Quote word for word the lines of the records starting at the line that contains "text-line: κρὸν τῆς" and ending at the line that contains "section-title-line-1: Synodus confert", with both of those lines included.

• RECORDS PROVIDED:
______
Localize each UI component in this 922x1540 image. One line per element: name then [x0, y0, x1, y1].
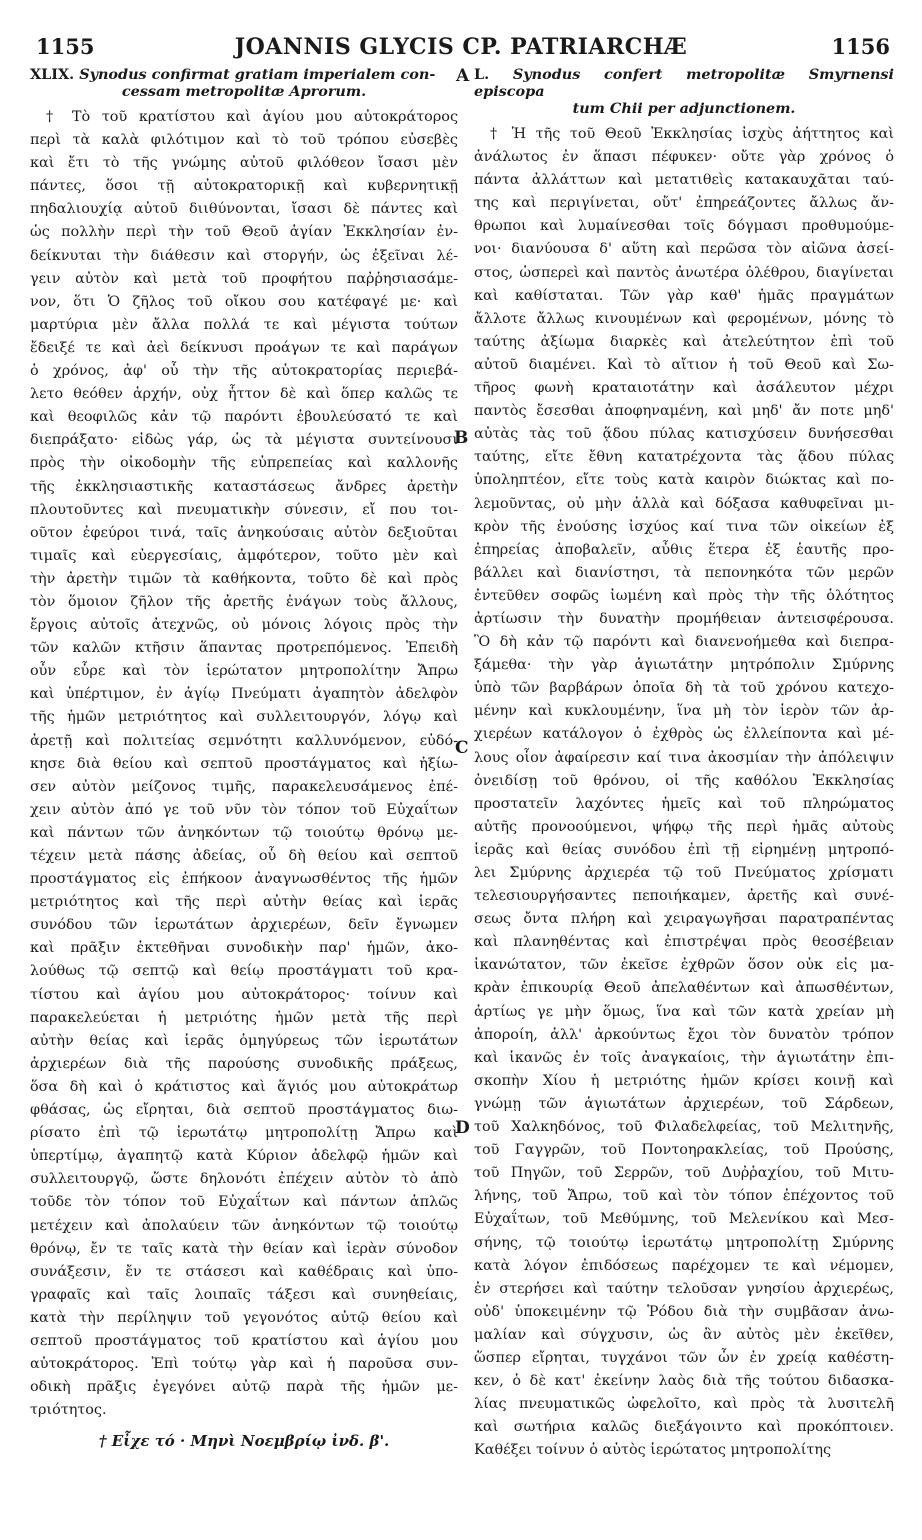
text-line: κρὸν τῆς ἑνούσης ἰσχύος καί τινα τῶν οἰκείων ἐξ: [474, 518, 894, 535]
text-line: κησε διὰ θείου καὶ σεπτοῦ προστάγματος καὶ ἠξίω-: [30, 755, 458, 772]
text-line: καὶ ἔτι τὸ τῆς γνώμης αὐτοῦ φιλόθεον ἴσασι μὲν: [30, 155, 458, 172]
text-line: πάντες, ὅσοι τῇ αὐτοκρατορικῇ καὶ κυβερνητικῇ: [30, 178, 458, 195]
text-line: κεν, ὁ δὲ κατ' ἐκείνην λαὸς διὰ τῆς τούτου διδασκα-: [474, 1373, 894, 1390]
text-line: γνώμῃ τῶν ἁγιωτάτων ἀρχιερέων, τοῦ Σάρδεων,: [474, 1095, 894, 1112]
text-line: θρόνῳ, ἔν τε ταῖς κατὰ τὴν θείαν καὶ ἱερὰν σύνοδον: [30, 1240, 458, 1257]
text-line: ἔργοις αὐτοῖς ἀτεχνῶς, οὐ μόνοις λόγοις πρὸς τὴν: [30, 617, 458, 634]
text-line: δείκνυται τὴν διάθεσιν καὶ στοργήν, ὡς ἐξεῖναι λέ-: [30, 247, 458, 264]
text-line: πλουτοῦντες καὶ πνευματικὴν σύνεσιν, εἴ που τοι-: [30, 501, 458, 518]
text-line: καὶ θεοφιλῶς κἀν τῷ παρόντι ἐβουλεύσατό τε καὶ: [30, 409, 458, 426]
text-line: θρωποι καὶ λυμαίνεσθαι τοῖς δόγμασι προθυμούμε-: [474, 218, 894, 235]
section-title-line-1: Synodus confirmat gratiam imperialem con-: [79, 66, 436, 83]
text-line: σεως ὄντα πλήρη καὶ χειραγωγῆσαι παρατραπέντας: [474, 911, 894, 928]
text-line: γειν αὐτὸν καὶ μετὰ τοῦ προφήτου παῤῥησιασάμε-: [30, 270, 458, 287]
section-title-line-1: Synodus confert metropolitæ Smyrnensi episcopa: [474, 66, 894, 100]
text-line: αὐτὴν θείας καὶ ἱερᾶς ὁμηγύρεως τῶν ἱερωτάτων: [30, 1032, 458, 1049]
text-line: ἀρτίωσιν τὴν δυνατὴν προμήθειαν ἀντεισφέρουσα.: [474, 610, 894, 627]
text-line: τῶν καλῶν κτῆσιν ἅπαντας προτρεπόμενος. Ἐπειδὴ: [30, 640, 458, 657]
text-line: ταύτης ἀξίωμα διαρκὲς καὶ ἀτελεύτητον ἐπὶ τοῦ: [474, 333, 894, 350]
margin-marker-c: C: [455, 738, 469, 758]
text-line: ἀνάλωτος ἐν ἅπασι πέφυκεν· οὔτε γὰρ χρόνος ὁ: [474, 149, 894, 166]
margin-marker-b: B: [454, 428, 469, 448]
text-line: χιερέων κατάλογον ὁ ἐχθρὸς ὡς ἐλλείποντα καὶ μέ-: [474, 726, 894, 743]
text-line: καὶ πρᾶξιν ἐκτεθῆναι συνοδικὴν παρ' ἡμῶν, ἀκο-: [30, 940, 458, 957]
text-line: καὶ καθίσταται. Τῶν γὰρ καθ' ἡμᾶς πραγμάτων: [474, 287, 894, 304]
text-line: μετέχειν καὶ ἀπολαύειν τῶν ἀνηκόντων τῷ τοιούτῳ: [30, 1217, 458, 1234]
text-line: κρὰν ἐπικουρίᾳ Θεοῦ ἀπελαθέντων καὶ ἀπωσθέντων,: [474, 980, 894, 997]
left-column: [30, 66, 458, 1506]
text-line: μαρτύρια μὲν ἄλλα πολλά τε καὶ μέγιστα τούτων: [30, 316, 458, 333]
text-line: ὅσα δὴ καὶ ὁ κράτιστος καὶ ἅγιός μου αὐτοκράτωρ: [30, 1078, 458, 1095]
text-line: ὀνειδίσῃ τοῦ θρόνου, οἱ τῆς καθόλου Ἐκκλησίας: [474, 772, 894, 789]
text-line: προστατεῖν λαχόντες ἡμεῖς καὶ τοῦ πληρώματος: [474, 795, 894, 812]
right-column: [474, 66, 894, 1506]
text-line: τὸν ὅμοιον ζῆλον τῆς ἀρετῆς ἐνάγων τοὺς ἄλλους,: [30, 593, 458, 610]
page-number-left: 1155: [36, 34, 95, 59]
text-line: ἔδειξέ τε καὶ ἀεὶ δείκνυσι προάγων τε καὶ παράγων: [30, 339, 458, 356]
text-line: πρὸς τὴν οἰκοδομὴν τῆς εὐπρεπείας καὶ καλλονῆς: [30, 455, 458, 472]
text-line: συλλειτουργῷ, ὥστε δηλονότι ἐπέχειν αὐτὸν τὸ ἀπὸ: [30, 1171, 458, 1188]
text-line: ὑποληπτέον, εἴτε τοὺς κατὰ καιρὸν διώκτας καὶ πο-: [474, 472, 894, 489]
text-line: ἱκανώτατον, τῶν ἐκεῖσε ἐχθρῶν ὅσον οὐκ εἰς μα-: [474, 957, 894, 974]
right-body-text: [474, 123, 894, 1462]
text-line: αὐτοκράτορος. Ἐπὶ τούτῳ γὰρ καὶ ἡ παροῦσα συν-: [30, 1356, 458, 1373]
text-line: κατὰ λόγον ἐπιδόσεως παρέχομεν τε καὶ νέμομεν,: [474, 1257, 894, 1274]
text-line: ἐν στερήσει καὶ ταύτην τελοῦσαν γνησίου ἀρχιερέως,: [474, 1280, 894, 1297]
running-title: JOANNIS GLYCIS CP. PATRIARCHÆ: [234, 34, 688, 60]
text-line: ρίσατο ἐπὶ τῷ ἱερωτάτῳ μητροπολίτῃ Ἄπρω καὶ: [30, 1125, 458, 1142]
signature-line: † Εἶχε τό · Μηνὶ Νοεμβρίῳ ἰνδ. β'.: [98, 1432, 390, 1451]
text-line: τοῦ Χαλκηδόνος, τοῦ Φιλαδελφείας, τοῦ Μελιτηνῆς,: [474, 1119, 894, 1136]
section-number: XLIX.: [30, 66, 75, 83]
text-line: παρακελεύεται ἡ μετριότης ἡμῶν μετὰ τῆς περὶ: [30, 1009, 458, 1026]
text-line: οῦτον ἐφεύροι τινά, ταῖς ἀνηκούσαις αὐτὸν δεξιοῦται: [30, 524, 458, 541]
text-line: ὁ χρόνος, ἀφ' οὗ τὴν τῆς αὐτοκρατορίας περιεβά-: [30, 363, 458, 380]
text-line: ὥσπερ εἴρηται, τυγχάνοι τῶν ὧν ἐν χρείᾳ καθέστη-: [474, 1349, 894, 1366]
text-line: ὑπερτίμῳ, ἀγαπητῷ κατὰ Κύριον ἀδελφῷ ἡμῶν καὶ: [30, 1148, 458, 1165]
text-line: διεπράξατο· εἰδὼς γάρ, ὡς τὰ μέγιστα συντείνουσι: [30, 432, 458, 449]
text-line: συνόδου τῶν ἱερωτάτων ἀρχιερέων, δεῖν ἔγνωμεν: [30, 917, 458, 934]
text-line: † Ἡ τῆς τοῦ Θεοῦ Ἐκκλησίας ἰσχὺς ἀήττητος καὶ: [490, 126, 894, 142]
section-title-line-2: tum Chii per adjunctionem.: [572, 100, 796, 117]
text-line: μαλίαν καὶ σύγχυσιν, ὡς ἂν αὐτὸς μὲν ἐκεῖθεν,: [474, 1326, 894, 1343]
text-line: αὐτῆς προνοούμενοι, ψήφῳ τῆς περὶ ἡμᾶς αὐτοὺς: [474, 818, 894, 835]
text-line: ἀρετῇ καὶ πολιτείας σεμνότητι καλλυνόμενον, εὐδό-: [30, 732, 458, 749]
text-line: τῆς ἐκκλησιαστικῆς καταστάσεως ἄνδρες ἀρετὴν: [30, 478, 458, 495]
text-line: ὑπὸ τῶν βαρβάρων ὁποῖα δὴ τὰ τοῦ χρόνου κατεχο-: [474, 680, 894, 697]
text-line: γραφαῖς καὶ ταῖς λοιπαῖς τάξεσι καὶ συνηθείαις,: [30, 1286, 458, 1303]
text-line: πάντα ἀλλάττων καὶ μετατιθεὶς κατακαυχᾶται ταύ-: [474, 172, 894, 189]
text-line: καὶ σωτήρια καλῶς διεξάγοιντο καὶ προκόπτοιεν.: [474, 1419, 894, 1436]
section-title-xlix: [30, 66, 458, 100]
text-line: ταύτης, εἴτε ἔθνη κατατρέχοντα τὰς ᾅδου πύλας: [474, 449, 894, 466]
text-line: ἐντεῦθεν σοφῶς ἰωμένη καὶ πρὸς τὴν τῆς ὁλότητος: [474, 587, 894, 604]
section-number: L.: [474, 66, 490, 83]
text-line: ἐπηρείας ἀποβαλεῖν, αὖθις ἕτερα ἐξ ἑαυτῆς προ-: [474, 541, 894, 558]
section-title-l: [474, 66, 894, 117]
text-line: τοῦδε τὸν τόπον τοῦ Εὐχαΐτων καὶ πάντων ἁπλῶς: [30, 1194, 458, 1211]
text-line: φθάσας, ὡς εἴρηται, διὰ σεπτοῦ προστάγματος διω-: [30, 1102, 458, 1119]
text-line: συνάξεσιν, ἔν τε στάσεσι καὶ καθέδραις καὶ ὑπο-: [30, 1263, 458, 1280]
text-line: Εὐχαΐτων, τοῦ Μεθύμνης, τοῦ Μελενίκου καὶ Μεσ-: [474, 1211, 894, 1228]
text-line: βάλλει καὶ διανίστησι, τὰ πεπονηκότα τῶν μερῶν: [474, 564, 894, 581]
text-line: σεπτοῦ προστάγματος τοῦ κρατίστου καὶ ἁγίου μου: [30, 1332, 458, 1349]
text-line: χειν αὐτὸν ἀπό γε τοῦ νῦν τὸν τόπον τοῦ Εὐχαΐτων: [30, 801, 458, 818]
text-line: Καθέξει τοίνυν ὁ αὐτὸς ἱερώτατος μητροπολίτης: [474, 1442, 832, 1459]
text-line: σήνης, τῷ τοιούτῳ ἱερωτάτῳ μητροπολίτῃ Σμύρνης: [474, 1234, 894, 1251]
text-line: πηδαλιουχίᾳ αὐτοῦ διιθύνονται, ἴσασι δὲ πάντες καὶ: [30, 201, 458, 218]
text-line: τοῦ Γαγγρῶν, τοῦ Ποντοηρακλείας, τοῦ Προύσης,: [474, 1142, 894, 1159]
text-line: οὖν εὗρε καὶ τὸν ἱερώτατον μητροπολίτην Ἄπρω: [30, 663, 458, 680]
text-line: τέχειν μετὰ πάσης ἀδείας, οὗ δὴ θείου καὶ σεπτοῦ: [30, 848, 458, 864]
text-line: παντὸς ἔσεσθαι ἀποφηναμένη, καὶ μηδ' ἄν ποτε μηδ': [474, 403, 894, 420]
text-line: λήνης, τοῦ Ἄπρω, τοῦ καὶ τὸν τόπον ἐπέχοντος τοῦ: [474, 1188, 894, 1205]
section-title-line-2: cessam metropolitæ Aprorum.: [121, 83, 367, 100]
text-line: μένην καὶ κυκλουμένην, ἵνα μὴ τὸν ἱερὸν τῶν ἀρ-: [474, 703, 894, 720]
text-line: λους οἷον ἀφαίρεσιν καί τινα ἀκοσμίαν τὴν ἀπόλειψιν: [474, 749, 894, 766]
text-line: τριότητος.: [30, 1402, 107, 1419]
text-line: τίστου καὶ ἁγίου μου αὐτοκράτορος· τοίνυν καὶ: [30, 986, 458, 1003]
text-line: τῆς ἡμῶν μετριότητος καὶ συλλειτουργόν, λόγῳ καὶ: [30, 709, 458, 726]
text-line: ὡς πολλὴν περὶ τὴν τοῦ Θεοῦ ἁγίαν Ἐκκλησίαν ἐν-: [30, 224, 458, 241]
text-line: καὶ πλανηθέντας καὶ ἐπιστρέψαι πρὸς θεοσέβειαν: [474, 934, 894, 951]
text-line: τιμαῖς καὶ εὐεργεσίαις, ἀμφότερον, τοῦτο μὲν καὶ: [30, 547, 458, 564]
text-line: ἄλλοτε ἄλλως κινουμένων καὶ φερομένων, μόνης τὸ: [474, 310, 894, 327]
left-body-text: [30, 106, 458, 1422]
text-line: στος, ὡσπερεὶ καὶ παντὸς ἀνωτέρα ὀλέθρου, διαγίνεται: [474, 264, 894, 281]
text-line: κατὰ τὴν περίληψιν τοῦ γεγονότος αὐτῷ θείου καὶ: [30, 1309, 458, 1326]
text-line: λούθως τῷ σεπτῷ καὶ θείῳ προστάγματι τοῦ κρα-: [30, 963, 458, 980]
text-line: ἀρχιερέων διὰ τῆς παρούσης συνοδικῆς πράξεως,: [30, 1055, 458, 1072]
text-line: μετριότητος καὶ τῆς περὶ αὐτὴν θείας καὶ ἱερᾶς: [30, 894, 458, 911]
margin-marker-a: A: [456, 66, 470, 86]
text-line: περὶ τὰ καλὰ φιλότιμον καὶ τὸ τοῦ τρόπου εὐσεβὲς: [30, 132, 458, 149]
text-line: καὶ ἱκανῶς ἐν τοῖς ἀναγκαίοις, τὴν ἁγιωτάτην ἐπι-: [474, 1049, 894, 1066]
text-line: αὐτοῦ διαμένει. Καὶ τὸ αἴτιον ἡ τοῦ Θεοῦ καὶ Σω-: [474, 356, 894, 373]
text-line: τὴν ἀρετὴν τιμῶν τὰ καθήκοντα, τοῦτο δὲ καὶ πρὸς: [30, 570, 458, 587]
text-line: σκοπὴν Χίου ἡ μετριότης ἡμῶν κρίσει κοινῇ καὶ: [474, 1072, 894, 1089]
text-line: τῆρος φωνὴ κραταιοτάτην καὶ ἀσάλευτον μέχρι: [474, 380, 894, 397]
text-line: λει Σμύρνης ἀρχιερέα τῷ τοῦ Πνεύματος χρίσματι: [474, 865, 894, 881]
text-line: ἀπορoίη, ἀλλ' ἀρκούντως ἔχοι τὸν δυνατὸν τρόπον: [474, 1026, 894, 1043]
text-line: λίας πνευματικῶς ὠφελοῖτο, καὶ πρὸς τὰ λυσιτελῆ: [474, 1396, 894, 1413]
text-line: Ὃ δὴ κἀν τῷ παρόντι καὶ διανενοήμεθα καὶ διεπρα-: [474, 634, 894, 651]
text-line: τοῦ Πηγῶν, τοῦ Σερρῶν, τοῦ Δυῤῥαχίου, τοῦ Μιτυ-: [474, 1165, 894, 1182]
text-line: της καὶ περιγίνεται, οὔτ' ἐπηρεάζοντες ἄλλως ἄν-: [474, 195, 894, 212]
margin-marker-d: D: [455, 1118, 470, 1138]
page-header: [0, 34, 922, 64]
text-line: νον, ὅτι Ὁ ζῆλος τοῦ οἴκου σου κατέφαγέ με· καὶ: [30, 293, 458, 310]
text-line: νοι· διανύουσα δ' αὕτη καὶ περῶσα τὸν αἰῶνα ἀσεί-: [474, 241, 894, 258]
text-line: αὐτὰς τὰς τοῦ ᾅδου πύλας κατισχύσειν δυνήσεσθαι: [474, 426, 894, 443]
text-line: ἀρτίως γε μὴν ὅμως, ἵνα καὶ τῶν κατὰ χρείαν μὴ: [474, 1003, 894, 1020]
text-line: τελεσιουργήσαντες πεποιήκαμεν, ἀρετῆς καὶ συνέ-: [474, 888, 894, 905]
text-line: † Τὸ τοῦ κρατίστου καὶ ἁγίου μου αὐτοκράτορος: [46, 109, 458, 125]
text-line: ἱερᾶς καὶ θείας συνόδου ἐπὶ τῇ εἰρημένῃ μητροπό-: [474, 841, 894, 858]
page-number-right: 1156: [831, 34, 890, 59]
text-line: προστάγματος εἰς ἐπήκοον ἀναγνωσθέντος τῆς ἡμῶν: [30, 871, 458, 888]
text-line: λεμοῦντας, οὐ μὴν ἀλλὰ καὶ δόξασα καθυφεῖναι μι-: [474, 495, 894, 512]
text-line: ξάμεθα· τὴν γὰρ ἁγιωτάτην μητρόπολιν Σμύρνης: [474, 657, 894, 674]
text-line: σεν αὐτὸν μείζονος τιμῆς, παρακελευσάμενος ἐπέ-: [30, 778, 458, 795]
text-line: καὶ ὑπέρτιμον, ἐν ἁγίῳ Πνεύματι ἀγαπητὸν ἀδελφὸν: [30, 686, 458, 703]
text-line: οὐδ' ὑποκειμένην τῷ Ῥόδου διὰ τὴν συμβᾶσαν ἀνω-: [474, 1303, 894, 1320]
text-line: λετο θεόθεν ἀρχήν, οὐχ ἧττον δὲ καὶ ὅπερ καλῶς τε: [30, 386, 458, 403]
text-line: οδικὴ πρᾶξις ἐγεγόνει αὐτῷ παρὰ τῆς ἡμῶν με-: [30, 1379, 458, 1396]
text-line: καὶ πάντων τῶν ἀνηκόντων τῷ τοιούτῳ θρόνῳ με-: [30, 824, 458, 841]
______
• TASK OUTPUT:
text-line: κρὸν τῆς ἑνούσης ἰσχύος καί τινα τῶν οἰκείων ἐξ: [474, 518, 894, 535]
text-line: κησε διὰ θείου καὶ σεπτοῦ προστάγματος καὶ ἠξίω-: [30, 755, 458, 772]
text-line: καὶ ἔτι τὸ τῆς γνώμης αὐτοῦ φιλόθεον ἴσασι μὲν: [30, 155, 458, 172]
text-line: πάντες, ὅσοι τῇ αὐτοκρατορικῇ καὶ κυβερνητικῇ: [30, 178, 458, 195]
text-line: κεν, ὁ δὲ κατ' ἐκείνην λαὸς διὰ τῆς τούτου διδασκα-: [474, 1373, 894, 1390]
text-line: γνώμῃ τῶν ἁγιωτάτων ἀρχιερέων, τοῦ Σάρδεων,: [474, 1095, 894, 1112]
text-line: θρόνῳ, ἔν τε ταῖς κατὰ τὴν θείαν καὶ ἱερὰν σύνοδον: [30, 1240, 458, 1257]
text-line: ἔργοις αὐτοῖς ἀτεχνῶς, οὐ μόνοις λόγοις πρὸς τὴν: [30, 617, 458, 634]
text-line: δείκνυται τὴν διάθεσιν καὶ στοργήν, ὡς ἐξεῖναι λέ-: [30, 247, 458, 264]
text-line: πλουτοῦντες καὶ πνευματικὴν σύνεσιν, εἴ που τοι-: [30, 501, 458, 518]
text-line: καὶ θεοφιλῶς κἀν τῷ παρόντι ἐβουλεύσατό τε καὶ: [30, 409, 458, 426]
text-line: θρωποι καὶ λυμαίνεσθαι τοῖς δόγμασι προθυμούμε-: [474, 218, 894, 235]
section-title-line-1: Synodus confirmat gratiam imperialem con-: [79, 66, 436, 83]
text-line: σεως ὄντα πλήρη καὶ χειραγωγῆσαι παρατραπέντας: [474, 911, 894, 928]
text-line: γειν αὐτὸν καὶ μετὰ τοῦ προφήτου παῤῥησιασάμε-: [30, 270, 458, 287]
section-title-line-1: Synodus confert metropolitæ Smyrnensi episcopa: [474, 66, 894, 100]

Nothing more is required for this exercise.